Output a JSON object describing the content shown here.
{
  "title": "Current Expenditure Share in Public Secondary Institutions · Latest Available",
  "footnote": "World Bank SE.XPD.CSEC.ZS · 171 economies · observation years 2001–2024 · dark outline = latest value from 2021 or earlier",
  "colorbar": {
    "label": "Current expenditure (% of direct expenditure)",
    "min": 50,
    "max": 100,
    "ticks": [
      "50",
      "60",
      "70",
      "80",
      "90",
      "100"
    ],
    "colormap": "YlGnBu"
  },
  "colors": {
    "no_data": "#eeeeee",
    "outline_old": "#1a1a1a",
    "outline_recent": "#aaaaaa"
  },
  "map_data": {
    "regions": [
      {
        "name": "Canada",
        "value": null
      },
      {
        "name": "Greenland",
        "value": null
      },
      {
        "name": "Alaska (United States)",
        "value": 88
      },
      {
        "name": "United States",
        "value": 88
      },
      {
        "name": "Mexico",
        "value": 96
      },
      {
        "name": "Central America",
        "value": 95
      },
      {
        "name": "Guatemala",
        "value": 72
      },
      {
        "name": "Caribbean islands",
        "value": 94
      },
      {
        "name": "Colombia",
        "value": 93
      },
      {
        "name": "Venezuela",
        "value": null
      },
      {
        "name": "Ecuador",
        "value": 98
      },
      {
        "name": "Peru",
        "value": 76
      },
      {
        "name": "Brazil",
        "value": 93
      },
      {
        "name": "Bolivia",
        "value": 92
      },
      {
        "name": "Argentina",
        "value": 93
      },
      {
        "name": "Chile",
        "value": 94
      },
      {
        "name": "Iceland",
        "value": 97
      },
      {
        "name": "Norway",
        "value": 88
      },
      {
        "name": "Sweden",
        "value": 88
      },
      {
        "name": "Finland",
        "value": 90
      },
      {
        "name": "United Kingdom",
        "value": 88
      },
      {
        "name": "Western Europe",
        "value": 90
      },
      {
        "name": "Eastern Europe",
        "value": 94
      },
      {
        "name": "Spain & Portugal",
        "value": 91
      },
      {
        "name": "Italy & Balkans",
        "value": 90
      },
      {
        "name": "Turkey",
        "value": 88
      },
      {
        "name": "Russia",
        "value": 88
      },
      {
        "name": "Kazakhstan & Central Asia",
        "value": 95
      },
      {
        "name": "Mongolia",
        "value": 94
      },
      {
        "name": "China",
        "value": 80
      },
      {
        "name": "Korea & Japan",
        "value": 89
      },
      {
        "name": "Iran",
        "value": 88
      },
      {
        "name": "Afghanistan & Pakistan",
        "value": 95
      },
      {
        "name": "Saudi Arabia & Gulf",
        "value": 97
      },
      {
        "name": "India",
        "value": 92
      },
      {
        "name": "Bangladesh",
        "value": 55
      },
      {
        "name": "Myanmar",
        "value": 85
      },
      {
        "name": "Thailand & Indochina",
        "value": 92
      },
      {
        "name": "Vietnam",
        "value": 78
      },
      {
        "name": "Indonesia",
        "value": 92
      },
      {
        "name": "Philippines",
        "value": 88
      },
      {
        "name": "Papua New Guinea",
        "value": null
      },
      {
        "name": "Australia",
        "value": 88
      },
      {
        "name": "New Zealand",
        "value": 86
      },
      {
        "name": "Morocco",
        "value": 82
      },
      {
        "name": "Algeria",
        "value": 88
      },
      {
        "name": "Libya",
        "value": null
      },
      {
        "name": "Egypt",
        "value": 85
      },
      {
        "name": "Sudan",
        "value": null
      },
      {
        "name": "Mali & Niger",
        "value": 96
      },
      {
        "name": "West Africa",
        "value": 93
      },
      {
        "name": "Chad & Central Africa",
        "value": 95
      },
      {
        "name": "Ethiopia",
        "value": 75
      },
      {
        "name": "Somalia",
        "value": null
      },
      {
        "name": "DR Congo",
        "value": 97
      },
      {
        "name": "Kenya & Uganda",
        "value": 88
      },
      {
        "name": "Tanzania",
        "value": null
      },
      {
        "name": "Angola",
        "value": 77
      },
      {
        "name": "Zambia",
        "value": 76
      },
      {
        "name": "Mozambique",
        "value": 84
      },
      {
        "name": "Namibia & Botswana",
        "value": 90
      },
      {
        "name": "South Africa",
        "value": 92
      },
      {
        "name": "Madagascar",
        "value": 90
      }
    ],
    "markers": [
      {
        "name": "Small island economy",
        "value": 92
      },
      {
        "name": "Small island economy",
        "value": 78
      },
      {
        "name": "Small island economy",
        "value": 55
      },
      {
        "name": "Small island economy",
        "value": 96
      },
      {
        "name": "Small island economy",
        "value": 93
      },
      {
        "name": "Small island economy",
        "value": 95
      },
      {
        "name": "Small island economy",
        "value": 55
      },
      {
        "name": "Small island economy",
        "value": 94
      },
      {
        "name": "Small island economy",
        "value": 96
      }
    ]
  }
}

^^^^^^^^

*Directive*: Transcribe the data. Leave every line exactly as it is.

*Written answer*:
Output a JSON object describing the content shown here.
{
  "title": "Current Expenditure Share in Public Secondary Institutions · Latest Available",
  "footnote": "World Bank SE.XPD.CSEC.ZS · 171 economies · observation years 2001–2024 · dark outline = latest value from 2021 or earlier",
  "colorbar": {
    "label": "Current expenditure (% of direct expenditure)",
    "min": 50,
    "max": 100,
    "ticks": [
      "50",
      "60",
      "70",
      "80",
      "90",
      "100"
    ],
    "colormap": "YlGnBu"
  },
  "colors": {
    "no_data": "#eeeeee",
    "outline_old": "#1a1a1a",
    "outline_recent": "#aaaaaa"
  },
  "map_data": {
    "regions": [
      {
        "name": "Canada",
        "value": null
      },
      {
        "name": "Greenland",
        "value": null
      },
      {
        "name": "Alaska (United States)",
        "value": 88
      },
      {
        "name": "United States",
        "value": 88
      },
      {
        "name": "Mexico",
        "value": 96
      },
      {
        "name": "Central America",
        "value": 95
      },
      {
        "name": "Guatemala",
        "value": 72
      },
      {
        "name": "Caribbean islands",
        "value": 94
      },
      {
        "name": "Colombia",
        "value": 93
      },
      {
        "name": "Venezuela",
        "value": null
      },
      {
        "name": "Ecuador",
        "value": 98
      },
      {
        "name": "Peru",
        "value": 76
      },
      {
        "name": "Brazil",
        "value": 93
      },
      {
        "name": "Bolivia",
        "value": 92
      },
      {
        "name": "Argentina",
        "value": 93
      },
      {
        "name": "Chile",
        "value": 94
      },
      {
        "name": "Iceland",
        "value": 97
      },
      {
        "name": "Norway",
        "value": 88
      },
      {
        "name": "Sweden",
        "value": 88
      },
      {
        "name": "Finland",
        "value": 90
      },
      {
        "name": "United Kingdom",
        "value": 88
      },
      {
        "name": "Western Europe",
        "value": 90
      },
      {
        "name": "Eastern Europe",
        "value": 94
      },
      {
        "name": "Spain & Portugal",
        "value": 91
      },
      {
        "name": "Italy & Balkans",
        "value": 90
      },
      {
        "name": "Turkey",
        "value": 88
      },
      {
        "name": "Russia",
        "value": 88
      },
      {
        "name": "Kazakhstan & Central Asia",
        "value": 95
      },
      {
        "name": "Mongolia",
        "value": 94
      },
      {
        "name": "China",
        "value": 80
      },
      {
        "name": "Korea & Japan",
        "value": 89
      },
      {
        "name": "Iran",
        "value": 88
      },
      {
        "name": "Afghanistan & Pakistan",
        "value": 95
      },
      {
        "name": "Saudi Arabia & Gulf",
        "value": 97
      },
      {
        "name": "India",
        "value": 92
      },
      {
        "name": "Bangladesh",
        "value": 55
      },
      {
        "name": "Myanmar",
        "value": 85
      },
      {
        "name": "Thailand & Indochina",
        "value": 92
      },
      {
        "name": "Vietnam",
        "value": 78
      },
      {
        "name": "Indonesia",
        "value": 92
      },
      {
        "name": "Philippines",
        "value": 88
      },
      {
        "name": "Papua New Guinea",
        "value": null
      },
      {
        "name": "Australia",
        "value": 88
      },
      {
        "name": "New Zealand",
        "value": 86
      },
      {
        "name": "Morocco",
        "value": 82
      },
      {
        "name": "Algeria",
        "value": 88
      },
      {
        "name": "Libya",
        "value": null
      },
      {
        "name": "Egypt",
        "value": 85
      },
      {
        "name": "Sudan",
        "value": null
      },
      {
        "name": "Mali & Niger",
        "value": 96
      },
      {
        "name": "West Africa",
        "value": 93
      },
      {
        "name": "Chad & Central Africa",
        "value": 95
      },
      {
        "name": "Ethiopia",
        "value": 75
      },
      {
        "name": "Somalia",
        "value": null
      },
      {
        "name": "DR Congo",
        "value": 97
      },
      {
        "name": "Kenya & Uganda",
        "value": 88
      },
      {
        "name": "Tanzania",
        "value": null
      },
      {
        "name": "Angola",
        "value": 77
      },
      {
        "name": "Zambia",
        "value": 76
      },
      {
        "name": "Mozambique",
        "value": 84
      },
      {
        "name": "Namibia & Botswana",
        "value": 90
      },
      {
        "name": "South Africa",
        "value": 92
      },
      {
        "name": "Madagascar",
        "value": 90
      }
    ],
    "markers": [
      {
        "name": "Small island economy",
        "value": 92
      },
      {
        "name": "Small island economy",
        "value": 78
      },
      {
        "name": "Small island economy",
        "value": 55
      },
      {
        "name": "Small island economy",
        "value": 96
      },
      {
        "name": "Small island economy",
        "value": 93
      },
      {
        "name": "Small island economy",
        "value": 95
      },
      {
        "name": "Small island economy",
        "value": 55
      },
      {
        "name": "Small island economy",
        "value": 94
      },
      {
        "name": "Small island economy",
        "value": 96
      }
    ]
  }
}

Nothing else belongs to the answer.